-- START --

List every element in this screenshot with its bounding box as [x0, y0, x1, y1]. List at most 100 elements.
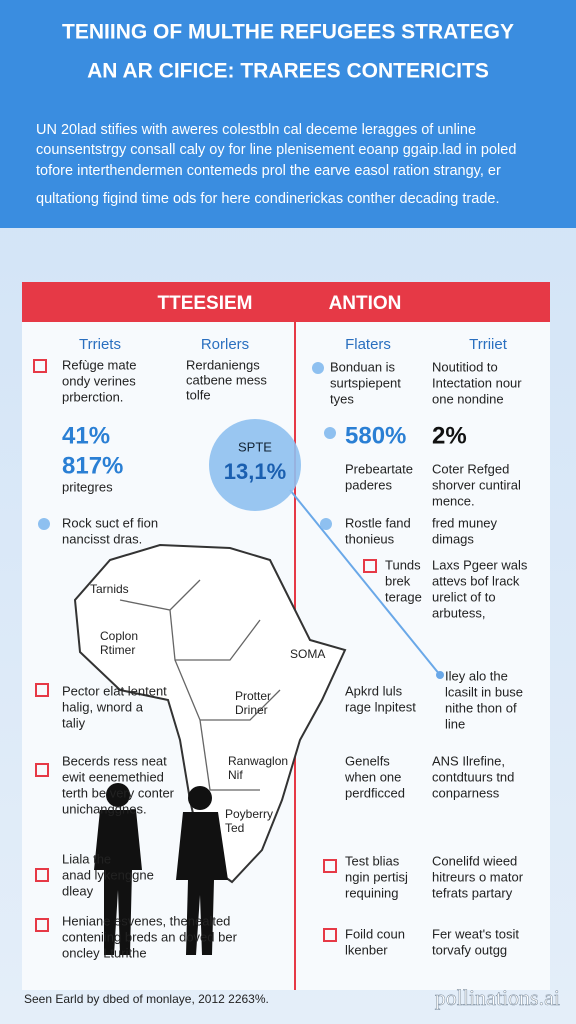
block-text: Bonduan is [330, 359, 396, 374]
block-text: Iley alo the [445, 668, 508, 683]
block-text: contdtuurs tnd [432, 769, 514, 784]
banner-left: TTEESIEM [157, 293, 252, 314]
block-text: conteniing breds an doved ber [62, 929, 238, 944]
circle-value: 13,1% [224, 459, 286, 484]
icon [312, 362, 324, 374]
map-borders [119, 579, 281, 791]
icon [324, 427, 336, 439]
icon [35, 868, 49, 882]
map-label: Protter [235, 689, 271, 703]
block-text: Foild coun [345, 926, 405, 941]
block-text: nancisst dras. [62, 531, 142, 546]
africa-map [73, 543, 347, 884]
block-text: tolfe [186, 387, 211, 402]
icon [33, 359, 47, 373]
block-text: ewit eenemethied [62, 769, 164, 784]
circle-label: SPTE [238, 439, 272, 454]
banner [22, 282, 550, 322]
map-label: Nif [228, 768, 243, 782]
icon [35, 918, 49, 932]
block-text: brek [385, 573, 411, 588]
block-text: Liala the [62, 851, 111, 866]
block-text: 41% [62, 422, 110, 449]
title: TENIING OF MULTHE REFUGEES STRATEGY [62, 21, 514, 44]
block-text: pritegres [62, 479, 113, 494]
block-text: terth be very conter [62, 785, 175, 800]
block-text: rage lnpitest [345, 699, 416, 714]
block-text: fred muney [432, 515, 498, 530]
block-text: when one [344, 769, 401, 784]
block-text: catbene mess [186, 372, 267, 387]
map-label: Coplon [100, 629, 138, 643]
icon [38, 518, 50, 530]
block-text: nithe thon of [445, 700, 517, 715]
block-text: taliy [62, 715, 86, 730]
block-text: dimags [432, 531, 474, 546]
block-text: Rerdaniengs [186, 357, 260, 372]
icon [323, 859, 337, 873]
block-text: one nondine [432, 391, 504, 406]
block-text: Intectation nour [432, 375, 522, 390]
column-header: Trriets [79, 336, 121, 353]
silhouettes [94, 783, 228, 955]
brand: pollinations.ai [435, 985, 560, 1010]
block-text: Coter Refged [432, 461, 509, 476]
map-label: Tarnids [90, 582, 129, 596]
connector-dot [436, 671, 444, 679]
intro: counsentstrgy consall caly oy for line p… [36, 142, 516, 158]
block-text: Genelfs [345, 753, 390, 768]
block-text: requining [345, 885, 399, 900]
icon [363, 559, 377, 573]
block-text: line [445, 716, 465, 731]
map-label: Ted [225, 821, 244, 835]
block-text: torvafy outgg [432, 942, 507, 957]
map-label: Rtimer [100, 643, 135, 657]
block-text: Pector elat lentent [62, 683, 167, 698]
block-text: Becerds ress neat [62, 753, 167, 768]
block-text: dleay [62, 883, 94, 898]
map-label: Driner [235, 703, 268, 717]
banner-right: ANTION [329, 293, 402, 314]
block-text: lkenber [345, 942, 388, 957]
block-text: Rock suct ef fion [62, 515, 158, 530]
highlight-circle [209, 419, 301, 511]
block-text: hitreurs o mator [432, 869, 524, 884]
block-text: tyes [330, 391, 354, 406]
intro: tofore interthendermen contemeds prol th… [36, 163, 501, 179]
block-text: paderes [345, 477, 392, 492]
block-text: Heniane esvenes, thenealted [62, 913, 230, 928]
intro: UN 20lad stifies with aweres colestbln c… [36, 122, 476, 138]
block-text: halig, wnord a [62, 699, 144, 714]
block-text: ANS Ilrefine, [432, 753, 505, 768]
map-label: Ranwaglon [228, 754, 288, 768]
block-text: prberction. [62, 389, 123, 404]
icon [320, 518, 332, 530]
column-header: Trriiet [469, 336, 508, 353]
map-label: Poyberry [225, 807, 273, 821]
block-text: mence. [432, 493, 475, 508]
intro: qultationg figind time ods for here cond… [36, 191, 499, 207]
column-header: Flaters [345, 336, 391, 353]
block-text: Laxs Pgeer wals [432, 557, 528, 572]
block-text: perdficced [345, 785, 405, 800]
block-text: attevs bof lrack [432, 573, 520, 588]
block-text: ngin pertisj [345, 869, 408, 884]
block-text: thonieus [345, 531, 395, 546]
block-text: shorver cuntiral [432, 477, 521, 492]
block-text: ondy verines [62, 373, 136, 388]
header-band [0, 0, 576, 228]
icon [35, 683, 49, 697]
column-header: Rorlers [201, 336, 249, 353]
block-text: conparness [432, 785, 500, 800]
block-text: Prebeartate [345, 461, 413, 476]
icon [323, 928, 337, 942]
block-text: surtspiepent [330, 375, 401, 390]
block-text: Tunds [385, 557, 421, 572]
icon [35, 763, 49, 777]
block-text: urelict of to [432, 589, 496, 604]
block-text: arbutess, [432, 605, 485, 620]
block-text: Fer weat's tosit [432, 926, 519, 941]
block-text: Apkrd luls [345, 683, 403, 698]
block-text: tefrats partary [432, 885, 513, 900]
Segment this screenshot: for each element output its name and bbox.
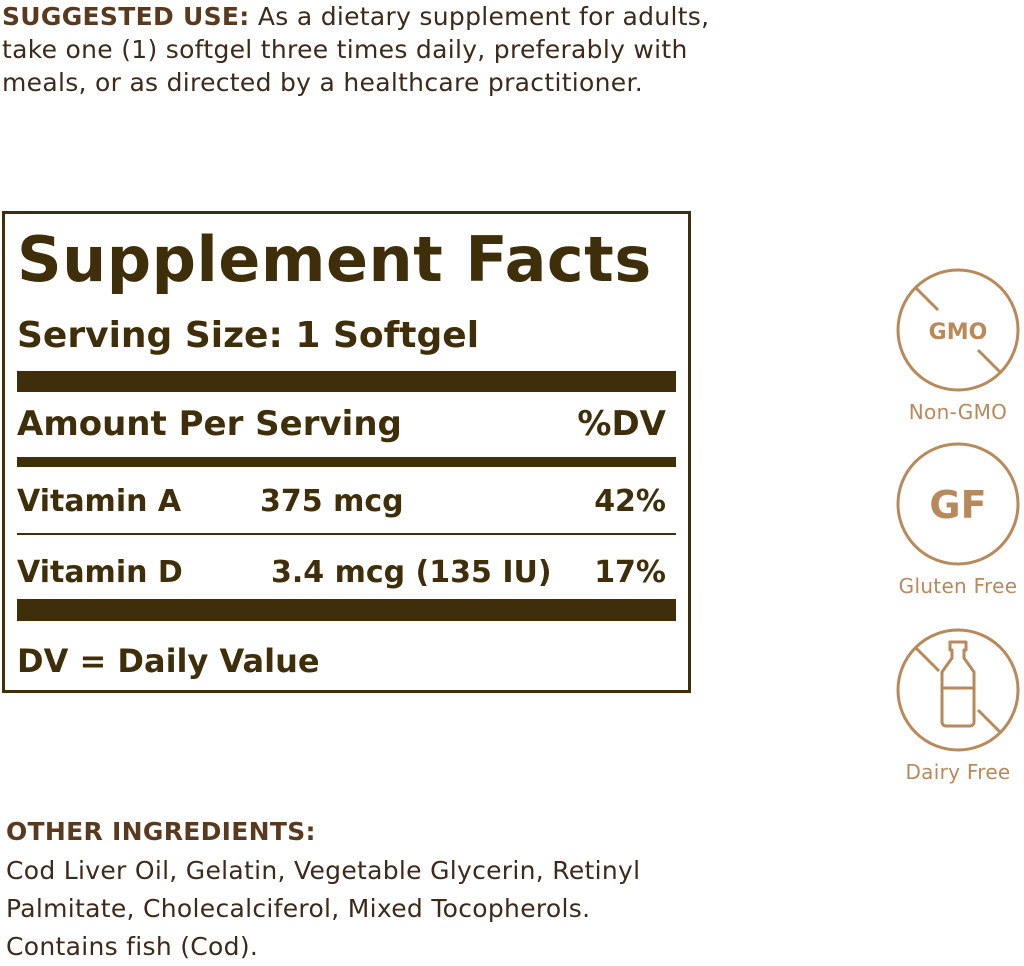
supplement-facts-panel: Supplement Facts Serving Size: 1 Softgel… — [2, 211, 691, 693]
badge-label: Non-GMO — [908, 400, 1008, 424]
medium-divider — [17, 457, 676, 467]
nutrient-amount: 375 mcg — [260, 484, 404, 519]
suggested-use-line: take one (1) softgel three times daily, … — [2, 35, 688, 64]
nutrient-dv: 42% — [594, 484, 666, 519]
suggested-use-line: meals, or as directed by a healthcare pr… — [2, 68, 643, 97]
no-dairy-bottle-icon — [896, 628, 1020, 752]
nutrient-amount: 3.4 mcg (135 IU) — [271, 555, 552, 590]
nutrient-name: Vitamin D — [17, 555, 183, 590]
badge-gluten-free: GF Gluten Free — [893, 440, 1023, 598]
badge-label: Dairy Free — [905, 760, 1011, 784]
badge-dairy-free: Dairy Free — [893, 626, 1023, 784]
no-gmo-icon: GMO — [896, 268, 1020, 392]
thick-divider — [17, 599, 676, 621]
gf-text: GF — [929, 483, 986, 527]
nutrient-dv: 17% — [594, 555, 666, 590]
suggested-use-text: As a dietary supplement for adults, — [249, 2, 710, 31]
ingredients-line: Contains fish (Cod). — [6, 932, 259, 961]
nutrient-row: Vitamin A 375 mcg 42% — [17, 482, 676, 522]
nutrient-name: Vitamin A — [17, 484, 182, 519]
ingredients-line: Palmitate, Cholecalciferol, Mixed Tocoph… — [6, 894, 591, 923]
thin-divider — [17, 533, 676, 535]
badge-label: Gluten Free — [898, 574, 1018, 598]
suggested-use: SUGGESTED USE: As a dietary supplement f… — [2, 0, 802, 99]
dv-header: %DV — [577, 404, 666, 444]
suggested-use-label: SUGGESTED USE: — [2, 2, 250, 31]
dv-footnote: DV = Daily Value — [17, 642, 320, 680]
thick-divider — [17, 371, 676, 392]
gmo-text: GMO — [929, 320, 988, 345]
gluten-free-icon: GF — [896, 442, 1020, 566]
facts-title: Supplement Facts — [17, 223, 652, 296]
badge-non-gmo: GMO Non-GMO — [893, 266, 1023, 424]
nutrient-row: Vitamin D 3.4 mcg (135 IU) 17% — [17, 553, 676, 593]
ingredients-line: Cod Liver Oil, Gelatin, Vegetable Glycer… — [6, 856, 641, 885]
suggested-use-line: SUGGESTED USE: As a dietary supplement f… — [2, 0, 802, 33]
amount-header: Amount Per Serving %DV — [17, 402, 676, 446]
amount-per-serving-label: Amount Per Serving — [17, 404, 402, 444]
other-ingredients-heading: OTHER INGREDIENTS: — [6, 817, 316, 846]
other-ingredients: OTHER INGREDIENTS: Cod Liver Oil, Gelati… — [6, 814, 806, 966]
serving-size: Serving Size: 1 Softgel — [17, 315, 480, 356]
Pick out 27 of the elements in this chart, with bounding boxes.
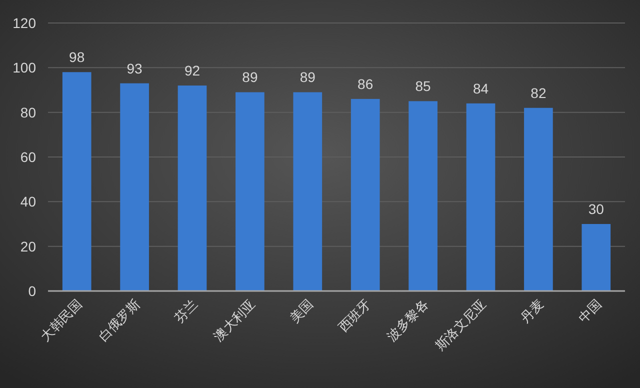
data-label: 93 bbox=[126, 60, 143, 76]
x-tick-label: 芬兰 bbox=[171, 296, 200, 326]
x-tick-label: 白俄罗斯 bbox=[95, 296, 143, 344]
data-label: 82 bbox=[530, 84, 546, 101]
x-tick-label: 丹麦 bbox=[518, 296, 547, 326]
x-tick-label: 斯洛文尼亚 bbox=[432, 296, 489, 354]
y-tick-label: 0 bbox=[28, 283, 36, 299]
y-tick-label: 100 bbox=[12, 60, 36, 76]
y-tick-label: 40 bbox=[20, 194, 36, 210]
x-tick-label: 大韩民国 bbox=[38, 296, 85, 344]
data-label: 98 bbox=[69, 49, 85, 66]
data-label: 84 bbox=[472, 80, 489, 96]
data-label: 92 bbox=[184, 62, 200, 79]
data-label: 30 bbox=[588, 201, 604, 217]
data-label: 86 bbox=[358, 76, 374, 92]
y-tick-label: 120 bbox=[12, 15, 36, 31]
y-tick-label: 80 bbox=[20, 104, 36, 120]
x-tick-label: 西班牙 bbox=[335, 296, 374, 335]
y-tick-label: 20 bbox=[20, 238, 36, 254]
data-label: 89 bbox=[300, 69, 316, 86]
x-tick-label: 美国 bbox=[286, 296, 316, 326]
y-tick-label: 60 bbox=[20, 149, 36, 165]
x-tick-label: 波多黎各 bbox=[384, 296, 432, 344]
x-tick-label: 澳大利亚 bbox=[210, 296, 258, 344]
x-tick-label: 中国 bbox=[575, 296, 604, 326]
data-label: 89 bbox=[242, 69, 258, 86]
data-label: 85 bbox=[415, 78, 432, 94]
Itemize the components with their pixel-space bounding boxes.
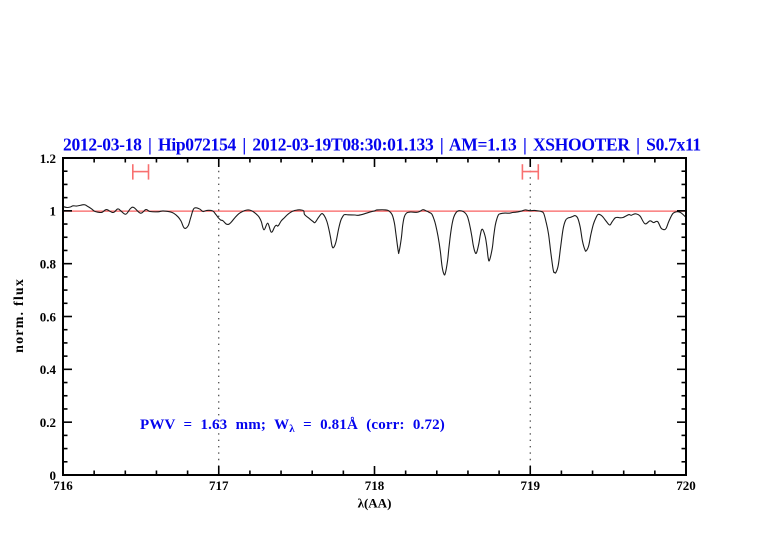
svg-text:716: 716 (53, 478, 73, 493)
svg-text:718: 718 (365, 478, 385, 493)
svg-text:0.2: 0.2 (40, 415, 56, 430)
svg-text:0.6: 0.6 (40, 309, 57, 324)
svg-text:719: 719 (521, 478, 541, 493)
svg-text:0.4: 0.4 (40, 362, 57, 377)
svg-text:720: 720 (676, 478, 696, 493)
svg-text:PWV = 1.63 mm; Wλ = 0.81Å (cor: PWV = 1.63 mm; Wλ = 0.81Å (corr: 0.72) (140, 417, 445, 435)
svg-text:1: 1 (50, 204, 57, 219)
svg-text:1.2: 1.2 (40, 151, 56, 166)
svg-text:2012-03-18 | Hip072154 | 2012-: 2012-03-18 | Hip072154 | 2012-03-19T08:3… (63, 135, 701, 155)
svg-text:717: 717 (209, 478, 229, 493)
svg-text:0.8: 0.8 (40, 256, 57, 271)
svg-text:λ(AA): λ(AA) (358, 496, 392, 511)
svg-text:0: 0 (50, 468, 57, 483)
svg-text:norm. flux: norm. flux (12, 278, 27, 353)
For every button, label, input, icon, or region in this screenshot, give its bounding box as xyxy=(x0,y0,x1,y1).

-- END --

→ Exercise prompt
Rewrite the records starting at the line that contains "svg-text:716: 716 (53, 478, 73, 493)" and ending at the line that contains "svg-text:720: 720 (676, 478, 696, 493)", replacing "svg-text" with "svg-label" and leaving everything else unchanged.

→ Answer for this exercise
svg-label:716: 716 (53, 478, 73, 493)
svg-label:718: 718 (365, 478, 385, 493)
svg-label:0.2: 0.2 (40, 415, 56, 430)
svg-label:0.6: 0.6 (40, 309, 57, 324)
svg-label:719: 719 (521, 478, 541, 493)
svg-label:0.4: 0.4 (40, 362, 57, 377)
svg-label:720: 720 (676, 478, 696, 493)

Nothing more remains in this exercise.